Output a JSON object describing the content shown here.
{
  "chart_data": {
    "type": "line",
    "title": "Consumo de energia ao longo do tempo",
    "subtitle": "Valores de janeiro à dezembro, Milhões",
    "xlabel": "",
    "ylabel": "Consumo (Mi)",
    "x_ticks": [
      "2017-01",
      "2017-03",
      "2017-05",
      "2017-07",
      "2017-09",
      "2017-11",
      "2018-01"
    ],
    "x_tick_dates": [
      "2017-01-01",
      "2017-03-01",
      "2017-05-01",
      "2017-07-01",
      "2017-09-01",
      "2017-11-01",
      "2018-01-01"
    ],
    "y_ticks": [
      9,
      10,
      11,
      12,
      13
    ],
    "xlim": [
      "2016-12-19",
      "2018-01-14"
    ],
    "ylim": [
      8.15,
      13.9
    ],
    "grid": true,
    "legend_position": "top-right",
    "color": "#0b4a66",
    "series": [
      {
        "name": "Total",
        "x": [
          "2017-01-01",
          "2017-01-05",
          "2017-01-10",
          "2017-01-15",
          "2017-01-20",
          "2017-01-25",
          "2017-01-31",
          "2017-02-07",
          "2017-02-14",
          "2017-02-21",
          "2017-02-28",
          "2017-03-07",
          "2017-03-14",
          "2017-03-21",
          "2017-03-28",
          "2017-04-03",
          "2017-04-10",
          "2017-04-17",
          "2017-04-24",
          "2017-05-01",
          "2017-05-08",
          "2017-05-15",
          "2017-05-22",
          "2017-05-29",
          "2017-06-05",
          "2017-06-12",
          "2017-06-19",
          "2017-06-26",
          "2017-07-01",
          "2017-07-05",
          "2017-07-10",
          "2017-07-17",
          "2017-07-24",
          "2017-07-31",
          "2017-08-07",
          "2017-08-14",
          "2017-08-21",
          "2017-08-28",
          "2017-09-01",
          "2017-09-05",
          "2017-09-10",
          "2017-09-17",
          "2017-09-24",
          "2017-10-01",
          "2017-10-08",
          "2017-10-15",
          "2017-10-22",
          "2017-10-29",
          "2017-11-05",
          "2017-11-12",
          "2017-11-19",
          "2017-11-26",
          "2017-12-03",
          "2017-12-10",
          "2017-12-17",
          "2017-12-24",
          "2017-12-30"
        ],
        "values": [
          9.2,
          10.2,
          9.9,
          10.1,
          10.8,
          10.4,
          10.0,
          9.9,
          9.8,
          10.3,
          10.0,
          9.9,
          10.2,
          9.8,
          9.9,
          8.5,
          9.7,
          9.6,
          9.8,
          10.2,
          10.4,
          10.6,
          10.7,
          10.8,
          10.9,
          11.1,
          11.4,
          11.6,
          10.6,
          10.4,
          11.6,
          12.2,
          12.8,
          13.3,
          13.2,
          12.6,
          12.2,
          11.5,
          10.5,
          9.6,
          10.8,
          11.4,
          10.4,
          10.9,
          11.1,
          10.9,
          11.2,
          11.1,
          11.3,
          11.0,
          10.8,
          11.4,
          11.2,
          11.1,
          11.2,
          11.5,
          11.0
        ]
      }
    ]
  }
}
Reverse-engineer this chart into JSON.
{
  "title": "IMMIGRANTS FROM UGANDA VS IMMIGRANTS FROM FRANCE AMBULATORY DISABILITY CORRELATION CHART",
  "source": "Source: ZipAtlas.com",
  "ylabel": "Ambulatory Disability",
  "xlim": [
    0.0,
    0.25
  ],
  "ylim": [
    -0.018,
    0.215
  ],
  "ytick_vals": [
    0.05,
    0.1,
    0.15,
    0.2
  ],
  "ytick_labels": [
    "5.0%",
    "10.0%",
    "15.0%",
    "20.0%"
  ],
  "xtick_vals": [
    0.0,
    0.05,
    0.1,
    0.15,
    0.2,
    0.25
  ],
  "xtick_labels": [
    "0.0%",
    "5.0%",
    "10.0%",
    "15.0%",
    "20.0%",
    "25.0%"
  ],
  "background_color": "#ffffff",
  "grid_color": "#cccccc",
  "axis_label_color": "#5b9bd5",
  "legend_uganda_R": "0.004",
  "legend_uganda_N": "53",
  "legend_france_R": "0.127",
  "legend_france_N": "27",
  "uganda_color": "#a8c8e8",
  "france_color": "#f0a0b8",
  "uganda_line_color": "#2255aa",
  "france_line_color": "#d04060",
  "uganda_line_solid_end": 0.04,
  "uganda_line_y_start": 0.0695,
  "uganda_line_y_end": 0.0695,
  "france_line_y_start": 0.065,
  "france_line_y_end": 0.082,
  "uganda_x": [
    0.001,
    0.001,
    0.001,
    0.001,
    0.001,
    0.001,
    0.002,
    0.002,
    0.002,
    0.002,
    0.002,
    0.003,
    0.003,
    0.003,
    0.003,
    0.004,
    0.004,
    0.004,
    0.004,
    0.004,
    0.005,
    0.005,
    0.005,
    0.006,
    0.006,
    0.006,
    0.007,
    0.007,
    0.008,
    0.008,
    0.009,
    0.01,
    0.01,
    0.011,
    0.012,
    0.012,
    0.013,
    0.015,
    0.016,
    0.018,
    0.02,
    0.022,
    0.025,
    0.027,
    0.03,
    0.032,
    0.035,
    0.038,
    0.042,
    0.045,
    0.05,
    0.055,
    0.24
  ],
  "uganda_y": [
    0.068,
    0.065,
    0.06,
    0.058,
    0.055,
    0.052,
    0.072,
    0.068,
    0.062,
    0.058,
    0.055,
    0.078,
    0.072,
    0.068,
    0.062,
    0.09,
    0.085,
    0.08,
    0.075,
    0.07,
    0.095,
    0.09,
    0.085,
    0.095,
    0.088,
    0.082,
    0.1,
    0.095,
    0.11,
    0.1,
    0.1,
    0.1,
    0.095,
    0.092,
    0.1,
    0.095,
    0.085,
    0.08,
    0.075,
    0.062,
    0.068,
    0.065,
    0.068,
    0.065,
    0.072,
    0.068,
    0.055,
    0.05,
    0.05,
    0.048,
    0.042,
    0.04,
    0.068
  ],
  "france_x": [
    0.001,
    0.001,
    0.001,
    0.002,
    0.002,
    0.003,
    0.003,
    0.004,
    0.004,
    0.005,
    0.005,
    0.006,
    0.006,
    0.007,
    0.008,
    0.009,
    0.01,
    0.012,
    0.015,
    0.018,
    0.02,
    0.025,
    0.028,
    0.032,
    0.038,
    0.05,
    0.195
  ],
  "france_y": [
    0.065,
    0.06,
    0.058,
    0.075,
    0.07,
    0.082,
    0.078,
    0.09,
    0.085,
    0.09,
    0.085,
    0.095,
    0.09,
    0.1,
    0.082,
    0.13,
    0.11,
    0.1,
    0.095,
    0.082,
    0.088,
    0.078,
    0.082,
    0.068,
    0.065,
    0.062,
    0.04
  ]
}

» **Your objective**:
How many lines in the records above contain the word "Consumo"? Give only the number.

» **Response**:
2